▶ _Brief_: Omit every picture and write out the rest of the records exactly.

* BEGIN Provided records *

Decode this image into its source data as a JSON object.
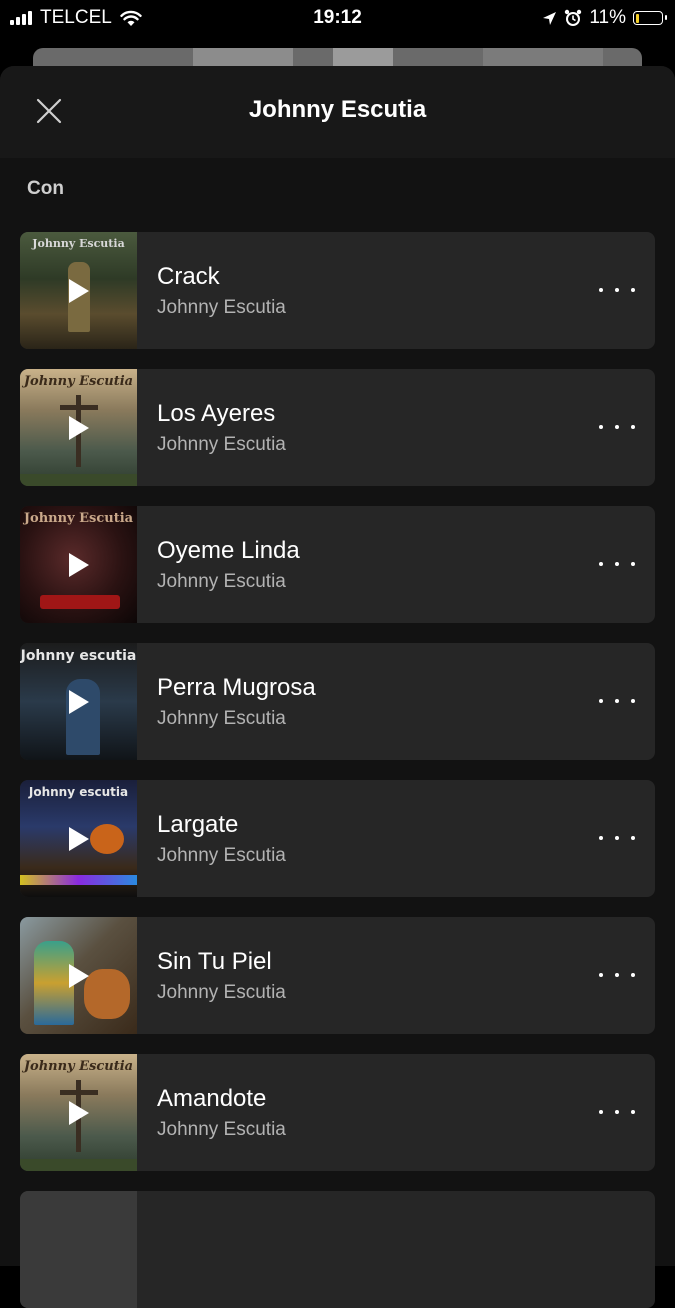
{
  "status_bar": {
    "carrier": "TELCEL",
    "time": "19:12",
    "battery": "11%",
    "battery_level": 0.11
  },
  "sheet": {
    "title": "Johnny Escutia",
    "section": "Con"
  },
  "tracks": [
    {
      "title": "Crack",
      "artist": "Johnny Escutia",
      "art_text": "Johnny Escutia"
    },
    {
      "title": "Los Ayeres",
      "artist": "Johnny Escutia",
      "art_text": "Johnny Escutia"
    },
    {
      "title": "Oyeme Linda",
      "artist": "Johnny Escutia",
      "art_text": "Johnny Escutia"
    },
    {
      "title": "Perra Mugrosa",
      "artist": "Johnny Escutia",
      "art_text": "Johnny escutia"
    },
    {
      "title": "Largate",
      "artist": "Johnny Escutia",
      "art_text": "Johnny escutia"
    },
    {
      "title": "Sin Tu Piel",
      "artist": "Johnny Escutia",
      "art_text": ""
    },
    {
      "title": "Amandote",
      "artist": "Johnny Escutia",
      "art_text": "Johnny Escutia"
    }
  ],
  "colors": {
    "sheet_bg": "#121212",
    "row_bg": "#262626",
    "secondary_text": "#b3b3b3",
    "battery_yellow": "#f5d02a"
  },
  "icons": [
    "close-icon",
    "play-icon",
    "more-options-icon",
    "wifi-icon",
    "location-icon",
    "alarm-icon"
  ]
}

* END Provided records *

▶ _Answer in full_:
Decode this image into its source data as a JSON object.
{
  "status_bar": {
    "carrier": "TELCEL",
    "time": "19:12",
    "battery": "11%",
    "battery_level": 0.11
  },
  "sheet": {
    "title": "Johnny Escutia",
    "section": "Con"
  },
  "tracks": [
    {
      "title": "Crack",
      "artist": "Johnny Escutia",
      "art_text": "Johnny Escutia"
    },
    {
      "title": "Los Ayeres",
      "artist": "Johnny Escutia",
      "art_text": "Johnny Escutia"
    },
    {
      "title": "Oyeme Linda",
      "artist": "Johnny Escutia",
      "art_text": "Johnny Escutia"
    },
    {
      "title": "Perra Mugrosa",
      "artist": "Johnny Escutia",
      "art_text": "Johnny escutia"
    },
    {
      "title": "Largate",
      "artist": "Johnny Escutia",
      "art_text": "Johnny escutia"
    },
    {
      "title": "Sin Tu Piel",
      "artist": "Johnny Escutia",
      "art_text": ""
    },
    {
      "title": "Amandote",
      "artist": "Johnny Escutia",
      "art_text": "Johnny Escutia"
    }
  ],
  "colors": {
    "sheet_bg": "#121212",
    "row_bg": "#262626",
    "secondary_text": "#b3b3b3",
    "battery_yellow": "#f5d02a"
  },
  "icons": [
    "close-icon",
    "play-icon",
    "more-options-icon",
    "wifi-icon",
    "location-icon",
    "alarm-icon"
  ]
}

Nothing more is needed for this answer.